### PROBLEM TO SOLVE
Bring together all lines of the material below that contain the string "обращении".

### PROVIDED ENTRIES
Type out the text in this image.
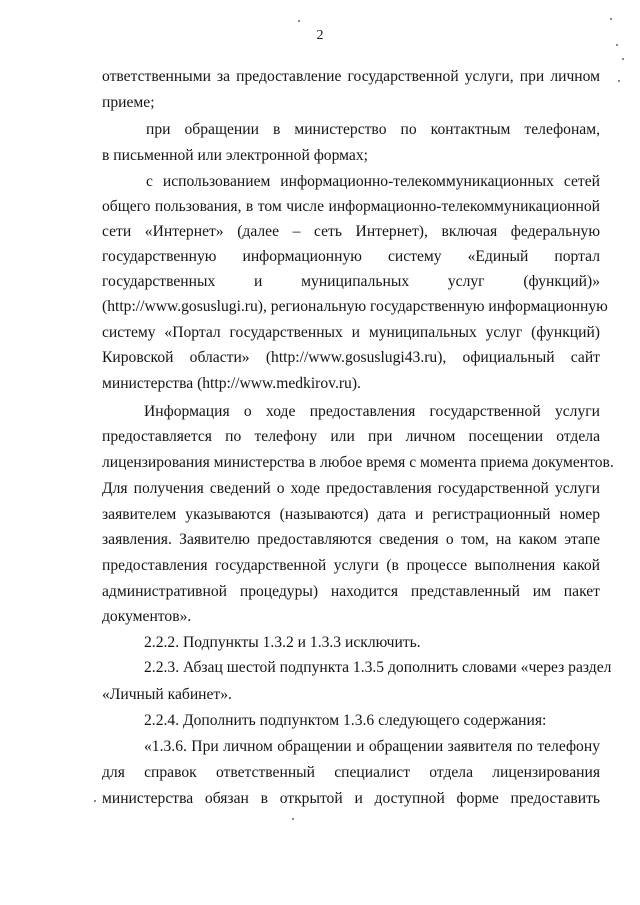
2
ответственными за предоставление государственной услуги, при личном
приеме;
при обращении в министерство по контактным телефонам,
в письменной или электронной формах;
с использованием информационно-телекоммуникационных сетей
общего пользования, в том числе информационно-телекоммуникационной
сети «Интернет» (далее – сеть Интернет), включая федеральную
государственную информационную систему «Единый портал
государственных и муниципальных услуг (функций)»
(http://www.gosuslugi.ru), региональную государственную информационную
систему «Портал государственных и муниципальных услуг (функций)
Кировской области» (http://www.gosuslugi43.ru), официальный сайт
министерства (http://www.medkirov.ru).
Информация о ходе предоставления государственной услуги
предоставляется по телефону или при личном посещении отдела
лицензирования министерства в любое время с момента приема документов.
Для получения сведений о ходе предоставления государственной услуги
заявителем указываются (называются) дата и регистрационный номер
заявления. Заявителю предоставляются сведения о том, на каком этапе
предоставления государственной услуги (в процессе выполнения какой
административной процедуры) находится представленный им пакет
документов».
2.2.2. Подпункты 1.3.2 и 1.3.3 исключить.
2.2.3. Абзац шестой подпункта 1.3.5 дополнить словами «через раздел
«Личный кабинет».
2.2.4. Дополнить подпунктом 1.3.6 следующего содержания:
«1.3.6. При личном обращении и обращении заявителя по телефону
для справок ответственный специалист отдела лицензирования
министерства обязан в открытой и доступной форме предоставить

### RESULT FOR THIS TASK
при обращении в министерство по контактным телефонам,
«1.3.6. При личном обращении и обращении заявителя по телефону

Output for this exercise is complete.